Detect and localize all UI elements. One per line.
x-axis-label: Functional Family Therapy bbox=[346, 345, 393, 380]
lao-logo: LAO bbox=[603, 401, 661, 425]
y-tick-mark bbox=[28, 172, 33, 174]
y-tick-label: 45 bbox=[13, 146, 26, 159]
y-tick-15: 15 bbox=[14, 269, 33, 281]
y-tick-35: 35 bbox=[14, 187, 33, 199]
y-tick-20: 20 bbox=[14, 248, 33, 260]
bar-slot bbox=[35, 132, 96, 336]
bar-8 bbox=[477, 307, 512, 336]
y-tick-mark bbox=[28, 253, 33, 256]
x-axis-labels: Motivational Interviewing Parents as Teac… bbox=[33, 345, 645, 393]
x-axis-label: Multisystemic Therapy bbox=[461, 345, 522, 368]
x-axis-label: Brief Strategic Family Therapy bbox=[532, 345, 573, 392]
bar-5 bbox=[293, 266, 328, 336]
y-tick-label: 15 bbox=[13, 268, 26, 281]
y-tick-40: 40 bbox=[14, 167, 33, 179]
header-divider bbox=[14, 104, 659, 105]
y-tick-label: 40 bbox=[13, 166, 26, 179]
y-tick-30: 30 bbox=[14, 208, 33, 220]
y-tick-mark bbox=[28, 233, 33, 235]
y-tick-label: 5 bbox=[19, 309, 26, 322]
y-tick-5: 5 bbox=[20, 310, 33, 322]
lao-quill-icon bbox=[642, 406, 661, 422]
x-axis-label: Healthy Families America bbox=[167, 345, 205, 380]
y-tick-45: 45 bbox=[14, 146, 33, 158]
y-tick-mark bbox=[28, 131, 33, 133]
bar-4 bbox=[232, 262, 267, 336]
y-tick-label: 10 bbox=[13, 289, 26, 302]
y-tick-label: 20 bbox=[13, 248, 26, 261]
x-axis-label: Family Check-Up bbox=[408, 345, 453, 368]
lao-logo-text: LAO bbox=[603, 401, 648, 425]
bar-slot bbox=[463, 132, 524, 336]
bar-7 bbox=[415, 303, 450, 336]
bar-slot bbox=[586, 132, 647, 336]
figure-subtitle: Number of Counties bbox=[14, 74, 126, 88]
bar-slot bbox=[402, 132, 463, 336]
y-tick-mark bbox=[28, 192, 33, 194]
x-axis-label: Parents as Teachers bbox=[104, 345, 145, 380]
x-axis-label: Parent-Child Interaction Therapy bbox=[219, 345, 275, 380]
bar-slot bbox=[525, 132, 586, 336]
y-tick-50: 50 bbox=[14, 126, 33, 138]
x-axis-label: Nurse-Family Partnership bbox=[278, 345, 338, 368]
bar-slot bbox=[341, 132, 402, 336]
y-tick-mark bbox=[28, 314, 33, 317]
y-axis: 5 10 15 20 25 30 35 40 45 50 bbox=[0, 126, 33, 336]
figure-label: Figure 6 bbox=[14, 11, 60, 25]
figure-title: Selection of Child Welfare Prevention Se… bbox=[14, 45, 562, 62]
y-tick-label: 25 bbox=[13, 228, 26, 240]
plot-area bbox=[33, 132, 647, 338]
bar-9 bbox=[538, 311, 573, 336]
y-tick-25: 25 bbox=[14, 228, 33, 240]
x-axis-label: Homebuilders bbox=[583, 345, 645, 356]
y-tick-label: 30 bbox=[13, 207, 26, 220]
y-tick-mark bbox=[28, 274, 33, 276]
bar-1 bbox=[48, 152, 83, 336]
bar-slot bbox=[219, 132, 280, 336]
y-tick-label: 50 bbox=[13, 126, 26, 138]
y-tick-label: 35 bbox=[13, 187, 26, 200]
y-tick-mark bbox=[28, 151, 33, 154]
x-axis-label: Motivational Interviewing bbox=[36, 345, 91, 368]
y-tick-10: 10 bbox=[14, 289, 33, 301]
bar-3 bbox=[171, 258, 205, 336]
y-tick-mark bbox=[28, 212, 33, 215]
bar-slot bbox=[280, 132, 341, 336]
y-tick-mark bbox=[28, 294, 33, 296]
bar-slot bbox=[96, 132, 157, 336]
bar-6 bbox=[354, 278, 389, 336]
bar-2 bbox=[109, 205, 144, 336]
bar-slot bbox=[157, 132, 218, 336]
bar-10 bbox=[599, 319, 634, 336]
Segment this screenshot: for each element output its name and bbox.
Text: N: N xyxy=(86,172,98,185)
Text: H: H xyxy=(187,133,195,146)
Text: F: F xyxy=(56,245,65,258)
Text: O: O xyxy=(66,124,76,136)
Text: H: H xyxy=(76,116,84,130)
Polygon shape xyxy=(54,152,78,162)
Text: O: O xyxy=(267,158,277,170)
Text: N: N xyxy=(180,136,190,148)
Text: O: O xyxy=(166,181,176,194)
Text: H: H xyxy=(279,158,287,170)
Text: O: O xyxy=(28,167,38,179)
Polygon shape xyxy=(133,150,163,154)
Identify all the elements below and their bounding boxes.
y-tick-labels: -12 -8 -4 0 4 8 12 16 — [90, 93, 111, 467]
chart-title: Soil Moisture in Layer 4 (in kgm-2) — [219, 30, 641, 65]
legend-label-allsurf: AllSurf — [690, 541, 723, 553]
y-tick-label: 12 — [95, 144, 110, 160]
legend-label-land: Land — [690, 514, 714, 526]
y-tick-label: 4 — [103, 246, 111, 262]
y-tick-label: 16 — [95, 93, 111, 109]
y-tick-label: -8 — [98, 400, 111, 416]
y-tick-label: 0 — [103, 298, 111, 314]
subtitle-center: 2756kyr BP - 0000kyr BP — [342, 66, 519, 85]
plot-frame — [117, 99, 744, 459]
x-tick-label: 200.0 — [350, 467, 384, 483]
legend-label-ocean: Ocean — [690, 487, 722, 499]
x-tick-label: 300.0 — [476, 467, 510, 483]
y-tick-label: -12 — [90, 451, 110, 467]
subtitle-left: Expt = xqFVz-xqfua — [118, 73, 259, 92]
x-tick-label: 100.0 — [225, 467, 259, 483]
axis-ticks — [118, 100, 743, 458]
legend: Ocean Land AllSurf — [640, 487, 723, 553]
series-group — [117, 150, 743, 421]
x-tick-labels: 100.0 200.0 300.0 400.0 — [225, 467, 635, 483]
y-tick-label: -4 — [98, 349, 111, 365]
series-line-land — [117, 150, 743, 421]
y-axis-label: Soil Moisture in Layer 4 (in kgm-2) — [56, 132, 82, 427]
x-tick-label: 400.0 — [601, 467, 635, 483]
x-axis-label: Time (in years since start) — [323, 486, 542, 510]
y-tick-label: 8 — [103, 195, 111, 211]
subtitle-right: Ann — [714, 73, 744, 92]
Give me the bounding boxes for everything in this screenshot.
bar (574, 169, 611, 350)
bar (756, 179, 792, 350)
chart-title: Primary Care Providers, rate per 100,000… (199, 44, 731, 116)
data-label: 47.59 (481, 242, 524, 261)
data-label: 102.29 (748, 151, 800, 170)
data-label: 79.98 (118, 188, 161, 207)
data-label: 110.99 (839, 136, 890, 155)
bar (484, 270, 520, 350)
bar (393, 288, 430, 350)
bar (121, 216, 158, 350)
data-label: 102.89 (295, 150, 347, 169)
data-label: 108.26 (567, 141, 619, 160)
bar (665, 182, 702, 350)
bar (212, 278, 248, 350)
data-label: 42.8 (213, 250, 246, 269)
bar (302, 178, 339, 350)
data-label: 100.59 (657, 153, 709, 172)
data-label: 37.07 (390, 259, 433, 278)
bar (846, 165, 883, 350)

WHAT TO WORK ON –
Please edit the listing above, changing each "y-tick-mark" to "y-tick-line" and leaving everything else unchanged.

WRITTEN REPLY –
Detect and localize all UI elements. One per line.
x-axis-label: Functional Family Therapy bbox=[346, 345, 393, 380]
lao-logo: LAO bbox=[603, 401, 661, 425]
y-tick-line bbox=[28, 172, 33, 174]
y-tick-label: 45 bbox=[13, 146, 26, 159]
y-tick-15: 15 bbox=[14, 269, 33, 281]
y-tick-35: 35 bbox=[14, 187, 33, 199]
y-tick-20: 20 bbox=[14, 248, 33, 260]
bar-slot bbox=[35, 132, 96, 336]
bar-8 bbox=[477, 307, 512, 336]
y-tick-line bbox=[28, 253, 33, 256]
x-axis-labels: Motivational Interviewing Parents as Teac… bbox=[33, 345, 645, 393]
x-axis-label: Multisystemic Therapy bbox=[461, 345, 522, 368]
x-axis-label: Brief Strategic Family Therapy bbox=[532, 345, 573, 392]
bar-5 bbox=[293, 266, 328, 336]
y-tick-label: 15 bbox=[13, 268, 26, 281]
y-tick-40: 40 bbox=[14, 167, 33, 179]
header-divider bbox=[14, 104, 659, 105]
y-tick-label: 40 bbox=[13, 166, 26, 179]
y-tick-30: 30 bbox=[14, 208, 33, 220]
y-tick-line bbox=[28, 233, 33, 235]
y-tick-label: 5 bbox=[19, 309, 26, 322]
y-tick-5: 5 bbox=[20, 310, 33, 322]
lao-quill-icon bbox=[642, 406, 661, 422]
x-axis-label: Healthy Families America bbox=[167, 345, 205, 380]
y-tick-45: 45 bbox=[14, 146, 33, 158]
y-tick-line bbox=[28, 131, 33, 133]
bar-4 bbox=[232, 262, 267, 336]
y-tick-label: 10 bbox=[13, 289, 26, 302]
y-tick-label: 20 bbox=[13, 248, 26, 261]
x-axis-label: Family Check-Up bbox=[408, 345, 453, 368]
lao-logo-text: LAO bbox=[603, 401, 648, 425]
bar-slot bbox=[463, 132, 524, 336]
bar-7 bbox=[415, 303, 450, 336]
bar-slot bbox=[586, 132, 647, 336]
figure-subtitle: Number of Counties bbox=[14, 74, 126, 88]
bar-slot bbox=[402, 132, 463, 336]
y-tick-line bbox=[28, 192, 33, 194]
x-axis-label: Parents as Teachers bbox=[104, 345, 145, 380]
x-axis-label: Parent-Child Interaction Therapy bbox=[219, 345, 275, 380]
bar-slot bbox=[525, 132, 586, 336]
y-tick-50: 50 bbox=[14, 126, 33, 138]
x-axis-label: Nurse-Family Partnership bbox=[278, 345, 338, 368]
bar-slot bbox=[341, 132, 402, 336]
y-tick-line bbox=[28, 314, 33, 317]
y-axis: 5 10 15 20 25 30 35 40 45 50 bbox=[0, 126, 33, 336]
figure-label: Figure 6 bbox=[14, 11, 60, 25]
figure-title: Selection of Child Welfare Prevention Se… bbox=[14, 45, 562, 62]
y-tick-label: 25 bbox=[13, 228, 26, 240]
plot-area bbox=[33, 132, 647, 338]
bar-9 bbox=[538, 311, 573, 336]
y-tick-25: 25 bbox=[14, 228, 33, 240]
x-axis-label: Homebuilders bbox=[583, 345, 645, 356]
y-tick-label: 30 bbox=[13, 207, 26, 220]
y-tick-line bbox=[28, 274, 33, 276]
bar-1 bbox=[48, 152, 83, 336]
bar-slot bbox=[219, 132, 280, 336]
y-tick-label: 50 bbox=[13, 126, 26, 138]
y-tick-label: 35 bbox=[13, 187, 26, 200]
y-tick-line bbox=[28, 151, 33, 154]
x-axis-label: Motivational Interviewing bbox=[36, 345, 91, 368]
y-tick-10: 10 bbox=[14, 289, 33, 301]
bar-3 bbox=[171, 258, 205, 336]
y-tick-line bbox=[28, 212, 33, 215]
bar-slot bbox=[280, 132, 341, 336]
y-tick-line bbox=[28, 294, 33, 296]
bar-slot bbox=[96, 132, 157, 336]
bar-6 bbox=[354, 278, 389, 336]
bar-2 bbox=[109, 205, 144, 336]
bar-slot bbox=[157, 132, 218, 336]
bar-10 bbox=[599, 319, 634, 336]
Segment this screenshot: for each element output its name and bbox.
Text: N: N xyxy=(86,172,98,185)
Text: H: H xyxy=(187,133,195,146)
Text: F: F xyxy=(56,245,65,258)
Text: O: O xyxy=(66,124,76,136)
Text: H: H xyxy=(76,116,84,130)
Polygon shape xyxy=(54,152,78,162)
Text: O: O xyxy=(267,158,277,170)
Text: N: N xyxy=(180,136,190,148)
Text: O: O xyxy=(166,181,176,194)
Text: H: H xyxy=(279,158,287,170)
Text: O: O xyxy=(28,167,38,179)
Polygon shape xyxy=(133,150,163,154)
Identify all the elements below and their bounding boxes.
y-tick-labels: -12 -8 -4 0 4 8 12 16 — [90, 93, 111, 467]
chart-title: Soil Moisture in Layer 4 (in kgm-2) — [219, 30, 641, 65]
legend-label-allsurf: AllSurf — [690, 541, 723, 553]
y-tick-label: 12 — [95, 144, 110, 160]
legend-label-land: Land — [690, 514, 714, 526]
y-tick-label: 4 — [103, 246, 111, 262]
y-tick-label: 16 — [95, 93, 111, 109]
y-tick-label: -8 — [98, 400, 111, 416]
y-tick-label: 0 — [103, 298, 111, 314]
subtitle-center: 2756kyr BP - 0000kyr BP — [342, 66, 519, 85]
plot-frame — [117, 99, 744, 459]
x-tick-label: 200.0 — [350, 467, 384, 483]
legend-label-ocean: Ocean — [690, 487, 722, 499]
x-tick-label: 300.0 — [476, 467, 510, 483]
y-tick-label: -12 — [90, 451, 110, 467]
subtitle-left: Expt = xqFVz-xqfua — [118, 73, 259, 92]
x-tick-label: 100.0 — [225, 467, 259, 483]
axis-ticks — [118, 100, 743, 458]
legend: Ocean Land AllSurf — [640, 487, 723, 553]
series-group — [117, 150, 743, 421]
x-tick-labels: 100.0 200.0 300.0 400.0 — [225, 467, 635, 483]
y-tick-label: -4 — [98, 349, 111, 365]
series-line-land — [117, 150, 743, 421]
y-axis-label: Soil Moisture in Layer 4 (in kgm-2) — [56, 132, 82, 427]
x-tick-label: 400.0 — [601, 467, 635, 483]
x-axis-label: Time (in years since start) — [323, 486, 542, 510]
y-tick-label: 8 — [103, 195, 111, 211]
subtitle-right: Ann — [714, 73, 744, 92]
Give me the bounding boxes for everything in this screenshot.
bar (574, 169, 611, 350)
bar (756, 179, 792, 350)
chart-title: Primary Care Providers, rate per 100,000… (199, 44, 731, 116)
data-label: 47.59 (481, 242, 524, 261)
data-label: 102.29 (748, 151, 800, 170)
data-label: 79.98 (118, 188, 161, 207)
data-label: 110.99 (839, 136, 890, 155)
bar (484, 270, 520, 350)
bar (393, 288, 430, 350)
bar (121, 216, 158, 350)
data-label: 102.89 (295, 150, 347, 169)
data-label: 108.26 (567, 141, 619, 160)
bar (665, 182, 702, 350)
bar (212, 278, 248, 350)
data-label: 42.8 (213, 250, 246, 269)
bar (302, 178, 339, 350)
data-label: 100.59 (657, 153, 709, 172)
data-label: 37.07 (390, 259, 433, 278)
bar (846, 165, 883, 350)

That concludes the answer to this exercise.